**Working data**
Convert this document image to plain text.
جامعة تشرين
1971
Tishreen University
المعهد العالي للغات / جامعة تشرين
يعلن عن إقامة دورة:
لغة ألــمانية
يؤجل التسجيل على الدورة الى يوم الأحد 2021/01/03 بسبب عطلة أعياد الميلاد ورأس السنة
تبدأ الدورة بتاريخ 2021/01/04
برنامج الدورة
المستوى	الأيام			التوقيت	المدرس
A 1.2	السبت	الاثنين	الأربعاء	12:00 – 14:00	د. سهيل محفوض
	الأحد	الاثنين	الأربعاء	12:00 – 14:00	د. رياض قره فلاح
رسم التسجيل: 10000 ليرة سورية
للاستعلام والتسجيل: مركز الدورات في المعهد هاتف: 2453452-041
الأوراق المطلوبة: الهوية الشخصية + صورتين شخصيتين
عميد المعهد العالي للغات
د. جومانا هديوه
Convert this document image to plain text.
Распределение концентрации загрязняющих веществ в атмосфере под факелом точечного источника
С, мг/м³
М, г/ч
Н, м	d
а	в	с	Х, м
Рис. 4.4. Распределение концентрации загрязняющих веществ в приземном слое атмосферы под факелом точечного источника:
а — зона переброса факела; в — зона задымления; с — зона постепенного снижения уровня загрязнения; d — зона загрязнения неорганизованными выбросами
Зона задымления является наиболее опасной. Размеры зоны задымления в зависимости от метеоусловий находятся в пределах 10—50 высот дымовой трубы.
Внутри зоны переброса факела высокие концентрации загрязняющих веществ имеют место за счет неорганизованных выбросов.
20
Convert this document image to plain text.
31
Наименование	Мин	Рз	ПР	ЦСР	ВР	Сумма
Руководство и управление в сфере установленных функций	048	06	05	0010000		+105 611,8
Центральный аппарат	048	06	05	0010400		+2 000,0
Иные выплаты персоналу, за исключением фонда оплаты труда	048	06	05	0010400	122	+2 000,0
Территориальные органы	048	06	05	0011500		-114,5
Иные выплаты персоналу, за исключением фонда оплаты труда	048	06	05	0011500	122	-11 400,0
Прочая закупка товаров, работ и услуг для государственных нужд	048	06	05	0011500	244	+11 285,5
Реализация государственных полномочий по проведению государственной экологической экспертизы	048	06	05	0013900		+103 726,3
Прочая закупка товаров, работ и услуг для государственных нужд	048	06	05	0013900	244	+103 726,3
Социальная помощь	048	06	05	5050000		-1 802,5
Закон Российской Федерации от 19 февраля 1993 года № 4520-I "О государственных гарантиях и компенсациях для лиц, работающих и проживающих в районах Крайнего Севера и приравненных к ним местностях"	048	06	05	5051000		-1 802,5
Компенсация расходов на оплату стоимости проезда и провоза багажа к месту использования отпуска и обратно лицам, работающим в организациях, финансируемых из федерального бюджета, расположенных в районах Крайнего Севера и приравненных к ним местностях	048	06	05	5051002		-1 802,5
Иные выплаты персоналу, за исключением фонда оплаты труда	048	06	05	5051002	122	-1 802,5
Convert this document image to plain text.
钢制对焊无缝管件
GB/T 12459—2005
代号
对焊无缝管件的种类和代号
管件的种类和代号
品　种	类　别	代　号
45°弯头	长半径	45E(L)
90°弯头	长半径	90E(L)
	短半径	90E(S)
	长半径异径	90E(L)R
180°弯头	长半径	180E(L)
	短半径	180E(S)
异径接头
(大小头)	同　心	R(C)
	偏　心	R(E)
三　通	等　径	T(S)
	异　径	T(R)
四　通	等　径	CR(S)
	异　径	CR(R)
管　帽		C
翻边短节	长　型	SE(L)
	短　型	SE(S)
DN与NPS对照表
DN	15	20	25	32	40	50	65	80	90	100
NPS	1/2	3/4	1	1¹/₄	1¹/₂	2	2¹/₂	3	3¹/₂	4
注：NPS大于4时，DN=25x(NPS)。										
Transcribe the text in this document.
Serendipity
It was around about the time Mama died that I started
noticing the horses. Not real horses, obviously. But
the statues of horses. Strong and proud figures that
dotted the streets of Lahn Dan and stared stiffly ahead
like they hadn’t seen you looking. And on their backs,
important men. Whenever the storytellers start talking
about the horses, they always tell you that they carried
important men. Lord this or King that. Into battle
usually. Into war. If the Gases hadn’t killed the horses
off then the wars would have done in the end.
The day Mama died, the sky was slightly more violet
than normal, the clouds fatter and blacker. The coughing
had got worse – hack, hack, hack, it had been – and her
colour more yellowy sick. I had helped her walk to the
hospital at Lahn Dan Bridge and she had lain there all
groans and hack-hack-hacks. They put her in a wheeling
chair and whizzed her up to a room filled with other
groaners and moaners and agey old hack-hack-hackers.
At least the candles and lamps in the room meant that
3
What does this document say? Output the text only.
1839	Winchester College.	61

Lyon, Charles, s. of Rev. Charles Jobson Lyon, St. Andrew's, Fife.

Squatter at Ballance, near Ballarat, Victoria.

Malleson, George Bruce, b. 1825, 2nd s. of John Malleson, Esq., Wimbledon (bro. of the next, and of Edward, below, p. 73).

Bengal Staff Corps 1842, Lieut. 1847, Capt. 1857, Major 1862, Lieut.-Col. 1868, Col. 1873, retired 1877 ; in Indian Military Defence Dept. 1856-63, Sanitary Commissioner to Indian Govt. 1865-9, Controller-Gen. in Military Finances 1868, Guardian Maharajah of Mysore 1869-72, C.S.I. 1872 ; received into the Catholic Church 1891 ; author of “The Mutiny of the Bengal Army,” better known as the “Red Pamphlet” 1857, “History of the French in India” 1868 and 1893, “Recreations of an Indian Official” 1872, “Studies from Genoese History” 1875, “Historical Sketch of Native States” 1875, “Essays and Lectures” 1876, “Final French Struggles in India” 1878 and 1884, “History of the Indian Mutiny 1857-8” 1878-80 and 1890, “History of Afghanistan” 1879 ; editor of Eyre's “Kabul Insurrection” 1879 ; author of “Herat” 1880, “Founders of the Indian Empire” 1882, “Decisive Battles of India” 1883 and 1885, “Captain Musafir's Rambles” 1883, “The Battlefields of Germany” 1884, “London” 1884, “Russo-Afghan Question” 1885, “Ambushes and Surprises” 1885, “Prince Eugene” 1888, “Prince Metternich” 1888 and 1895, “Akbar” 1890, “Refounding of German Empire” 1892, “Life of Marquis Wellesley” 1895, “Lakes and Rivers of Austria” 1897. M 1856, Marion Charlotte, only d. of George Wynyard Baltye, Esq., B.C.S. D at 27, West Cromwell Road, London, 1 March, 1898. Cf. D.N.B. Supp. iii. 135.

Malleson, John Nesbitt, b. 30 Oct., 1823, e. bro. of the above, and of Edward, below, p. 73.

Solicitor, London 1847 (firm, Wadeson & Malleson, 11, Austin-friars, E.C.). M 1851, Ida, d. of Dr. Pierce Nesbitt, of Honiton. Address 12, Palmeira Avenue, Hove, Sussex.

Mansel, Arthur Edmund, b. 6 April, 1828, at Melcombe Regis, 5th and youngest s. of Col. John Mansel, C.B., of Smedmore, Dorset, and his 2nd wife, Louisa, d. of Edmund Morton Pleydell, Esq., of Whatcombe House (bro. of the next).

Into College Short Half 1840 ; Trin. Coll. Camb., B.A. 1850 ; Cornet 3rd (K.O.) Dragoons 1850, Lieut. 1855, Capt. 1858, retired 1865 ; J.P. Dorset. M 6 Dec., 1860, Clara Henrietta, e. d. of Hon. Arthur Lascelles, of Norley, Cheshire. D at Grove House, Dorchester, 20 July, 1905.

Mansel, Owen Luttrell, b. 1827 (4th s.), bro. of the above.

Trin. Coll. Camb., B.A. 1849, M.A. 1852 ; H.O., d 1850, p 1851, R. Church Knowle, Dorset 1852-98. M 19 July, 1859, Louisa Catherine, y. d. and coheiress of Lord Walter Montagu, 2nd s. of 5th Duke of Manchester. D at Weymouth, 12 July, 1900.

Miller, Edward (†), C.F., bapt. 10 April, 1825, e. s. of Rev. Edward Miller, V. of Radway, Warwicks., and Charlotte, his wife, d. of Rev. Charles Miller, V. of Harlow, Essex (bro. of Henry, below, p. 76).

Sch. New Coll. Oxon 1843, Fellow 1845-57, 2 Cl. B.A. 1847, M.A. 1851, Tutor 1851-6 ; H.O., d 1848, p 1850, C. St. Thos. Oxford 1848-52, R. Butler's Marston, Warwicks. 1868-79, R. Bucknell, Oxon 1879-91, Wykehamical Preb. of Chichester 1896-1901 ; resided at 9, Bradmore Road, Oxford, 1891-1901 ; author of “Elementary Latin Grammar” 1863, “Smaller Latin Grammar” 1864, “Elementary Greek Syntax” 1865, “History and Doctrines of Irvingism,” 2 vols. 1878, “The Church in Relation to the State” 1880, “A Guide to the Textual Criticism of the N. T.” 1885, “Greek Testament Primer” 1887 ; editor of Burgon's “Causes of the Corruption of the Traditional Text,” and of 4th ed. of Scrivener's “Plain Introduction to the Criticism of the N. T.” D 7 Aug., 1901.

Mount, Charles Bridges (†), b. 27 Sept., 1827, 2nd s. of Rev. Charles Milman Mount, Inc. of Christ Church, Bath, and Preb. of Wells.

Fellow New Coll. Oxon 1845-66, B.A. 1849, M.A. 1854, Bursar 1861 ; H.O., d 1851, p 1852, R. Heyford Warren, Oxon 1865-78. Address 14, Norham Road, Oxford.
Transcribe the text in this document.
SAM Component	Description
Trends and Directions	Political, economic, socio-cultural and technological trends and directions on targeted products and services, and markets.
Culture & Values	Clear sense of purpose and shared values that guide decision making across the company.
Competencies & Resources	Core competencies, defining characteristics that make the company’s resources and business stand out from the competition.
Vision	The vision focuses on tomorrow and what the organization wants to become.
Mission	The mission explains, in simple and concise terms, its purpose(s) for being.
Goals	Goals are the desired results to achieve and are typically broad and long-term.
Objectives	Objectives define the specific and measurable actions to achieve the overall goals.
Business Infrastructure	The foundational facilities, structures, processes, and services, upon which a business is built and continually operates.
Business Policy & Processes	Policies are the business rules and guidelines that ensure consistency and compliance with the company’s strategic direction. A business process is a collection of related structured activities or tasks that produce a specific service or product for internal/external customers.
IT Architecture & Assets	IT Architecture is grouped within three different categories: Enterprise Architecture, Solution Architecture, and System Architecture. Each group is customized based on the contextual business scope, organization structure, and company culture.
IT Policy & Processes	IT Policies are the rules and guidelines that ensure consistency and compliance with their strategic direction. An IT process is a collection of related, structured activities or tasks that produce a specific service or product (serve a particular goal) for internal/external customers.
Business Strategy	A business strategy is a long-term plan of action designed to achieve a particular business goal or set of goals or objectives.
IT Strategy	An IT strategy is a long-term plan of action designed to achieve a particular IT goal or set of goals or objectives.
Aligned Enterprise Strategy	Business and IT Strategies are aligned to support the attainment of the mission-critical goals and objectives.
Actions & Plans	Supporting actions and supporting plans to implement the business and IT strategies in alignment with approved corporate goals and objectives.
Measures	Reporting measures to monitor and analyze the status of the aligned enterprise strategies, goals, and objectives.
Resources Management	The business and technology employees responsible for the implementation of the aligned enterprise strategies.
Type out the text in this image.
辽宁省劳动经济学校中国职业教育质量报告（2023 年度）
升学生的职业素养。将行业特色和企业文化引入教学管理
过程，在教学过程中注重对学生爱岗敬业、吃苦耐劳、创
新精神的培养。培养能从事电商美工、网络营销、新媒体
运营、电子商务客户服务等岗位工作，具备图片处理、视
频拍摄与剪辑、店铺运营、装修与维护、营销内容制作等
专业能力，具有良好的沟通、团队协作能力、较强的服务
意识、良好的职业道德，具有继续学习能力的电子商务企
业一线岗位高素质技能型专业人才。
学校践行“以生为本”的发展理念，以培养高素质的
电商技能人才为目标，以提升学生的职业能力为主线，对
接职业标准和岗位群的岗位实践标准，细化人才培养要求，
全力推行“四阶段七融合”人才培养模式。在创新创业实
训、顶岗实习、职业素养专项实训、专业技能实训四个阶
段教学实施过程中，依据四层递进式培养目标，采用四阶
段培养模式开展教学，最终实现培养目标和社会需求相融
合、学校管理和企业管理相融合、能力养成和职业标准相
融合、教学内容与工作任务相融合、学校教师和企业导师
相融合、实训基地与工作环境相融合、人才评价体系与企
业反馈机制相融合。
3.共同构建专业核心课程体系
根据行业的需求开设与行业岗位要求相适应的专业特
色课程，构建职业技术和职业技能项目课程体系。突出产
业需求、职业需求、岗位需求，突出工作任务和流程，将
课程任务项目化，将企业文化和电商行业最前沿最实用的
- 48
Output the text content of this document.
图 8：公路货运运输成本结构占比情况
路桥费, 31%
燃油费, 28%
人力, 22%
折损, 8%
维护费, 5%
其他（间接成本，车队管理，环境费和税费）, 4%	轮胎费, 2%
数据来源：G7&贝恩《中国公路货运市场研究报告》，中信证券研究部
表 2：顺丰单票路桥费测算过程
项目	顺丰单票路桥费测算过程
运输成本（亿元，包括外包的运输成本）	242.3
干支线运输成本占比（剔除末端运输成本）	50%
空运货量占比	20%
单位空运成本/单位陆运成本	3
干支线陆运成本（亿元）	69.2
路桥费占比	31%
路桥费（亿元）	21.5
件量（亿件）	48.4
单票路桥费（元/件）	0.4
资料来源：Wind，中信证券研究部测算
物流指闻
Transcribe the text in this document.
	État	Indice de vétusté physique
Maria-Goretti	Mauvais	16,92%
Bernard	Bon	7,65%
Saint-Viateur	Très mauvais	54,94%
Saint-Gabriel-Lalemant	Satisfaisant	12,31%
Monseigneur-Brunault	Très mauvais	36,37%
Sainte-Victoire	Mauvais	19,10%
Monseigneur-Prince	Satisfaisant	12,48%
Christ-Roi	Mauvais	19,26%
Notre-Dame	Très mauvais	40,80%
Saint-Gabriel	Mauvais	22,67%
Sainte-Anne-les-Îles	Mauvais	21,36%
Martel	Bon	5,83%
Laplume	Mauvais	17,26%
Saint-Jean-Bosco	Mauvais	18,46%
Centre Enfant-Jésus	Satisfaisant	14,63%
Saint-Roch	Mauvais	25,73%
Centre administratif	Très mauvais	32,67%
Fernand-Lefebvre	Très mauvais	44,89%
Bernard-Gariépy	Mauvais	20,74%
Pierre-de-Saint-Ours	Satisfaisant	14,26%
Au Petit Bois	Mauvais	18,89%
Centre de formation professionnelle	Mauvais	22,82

**Exercise description**
Across the records, how many lines contain "Прочая"? Only the number should be given.

**Solution below**
2